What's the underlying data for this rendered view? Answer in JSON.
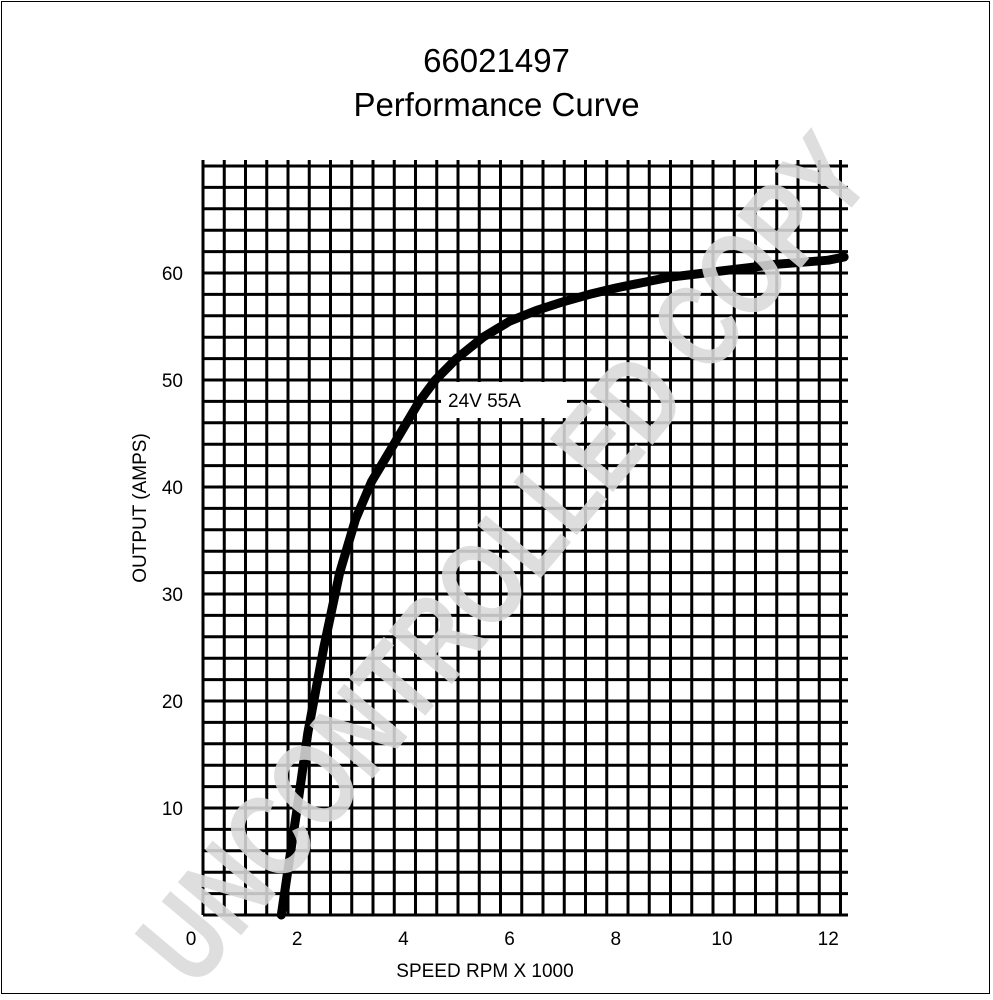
{
  "chart_data": {
    "type": "line",
    "title": "66021497",
    "subtitle": "Performance Curve",
    "xlabel": "SPEED RPM X 1000",
    "ylabel": "OUTPUT (AMPS)",
    "xlim": [
      0,
      12.3
    ],
    "ylim": [
      0,
      70.6
    ],
    "x_ticks": [
      0,
      2,
      4,
      6,
      8,
      10,
      12
    ],
    "y_ticks": [
      10,
      20,
      30,
      40,
      50,
      60
    ],
    "grid": true,
    "grid_step_x": 0.4,
    "grid_step_y": 2,
    "series": [
      {
        "name": "24V 55A",
        "x": [
          1.7,
          1.85,
          2.0,
          2.2,
          2.5,
          2.8,
          3.1,
          3.4,
          3.7,
          4.0,
          4.3,
          4.6,
          5.0,
          5.5,
          6.0,
          6.5,
          7.0,
          7.5,
          8.0,
          8.5,
          9.0,
          9.5,
          10.0,
          10.5,
          11.0,
          11.5,
          12.0,
          12.3
        ],
        "y": [
          0,
          5,
          10,
          17,
          25,
          32,
          37,
          40.5,
          43,
          45.5,
          48,
          50,
          52,
          54,
          55.5,
          56.5,
          57.3,
          58,
          58.6,
          59.1,
          59.6,
          59.9,
          60.2,
          60.5,
          60.8,
          61.0,
          61.2,
          61.5
        ]
      }
    ],
    "annotations": [
      "24V 55A"
    ],
    "watermark": "UNCONTROLLED COPY",
    "colors": {
      "line": "#000000",
      "grid": "#000000",
      "watermark": "#d9d9d9"
    }
  }
}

(WHAT IS EXPECTED): Set down every record once more, word for word, without pictures.

(TASK SOLUTION):
What's the underlying data for this rendered view? Answer in JSON.
{
  "chart_data": {
    "type": "line",
    "title": "66021497",
    "subtitle": "Performance Curve",
    "xlabel": "SPEED RPM X 1000",
    "ylabel": "OUTPUT (AMPS)",
    "xlim": [
      0,
      12.3
    ],
    "ylim": [
      0,
      70.6
    ],
    "x_ticks": [
      0,
      2,
      4,
      6,
      8,
      10,
      12
    ],
    "y_ticks": [
      10,
      20,
      30,
      40,
      50,
      60
    ],
    "grid": true,
    "grid_step_x": 0.4,
    "grid_step_y": 2,
    "series": [
      {
        "name": "24V 55A",
        "x": [
          1.7,
          1.85,
          2.0,
          2.2,
          2.5,
          2.8,
          3.1,
          3.4,
          3.7,
          4.0,
          4.3,
          4.6,
          5.0,
          5.5,
          6.0,
          6.5,
          7.0,
          7.5,
          8.0,
          8.5,
          9.0,
          9.5,
          10.0,
          10.5,
          11.0,
          11.5,
          12.0,
          12.3
        ],
        "y": [
          0,
          5,
          10,
          17,
          25,
          32,
          37,
          40.5,
          43,
          45.5,
          48,
          50,
          52,
          54,
          55.5,
          56.5,
          57.3,
          58,
          58.6,
          59.1,
          59.6,
          59.9,
          60.2,
          60.5,
          60.8,
          61.0,
          61.2,
          61.5
        ]
      }
    ],
    "annotations": [
      "24V 55A"
    ],
    "watermark": "UNCONTROLLED COPY",
    "colors": {
      "line": "#000000",
      "grid": "#000000",
      "watermark": "#d9d9d9"
    }
  }
}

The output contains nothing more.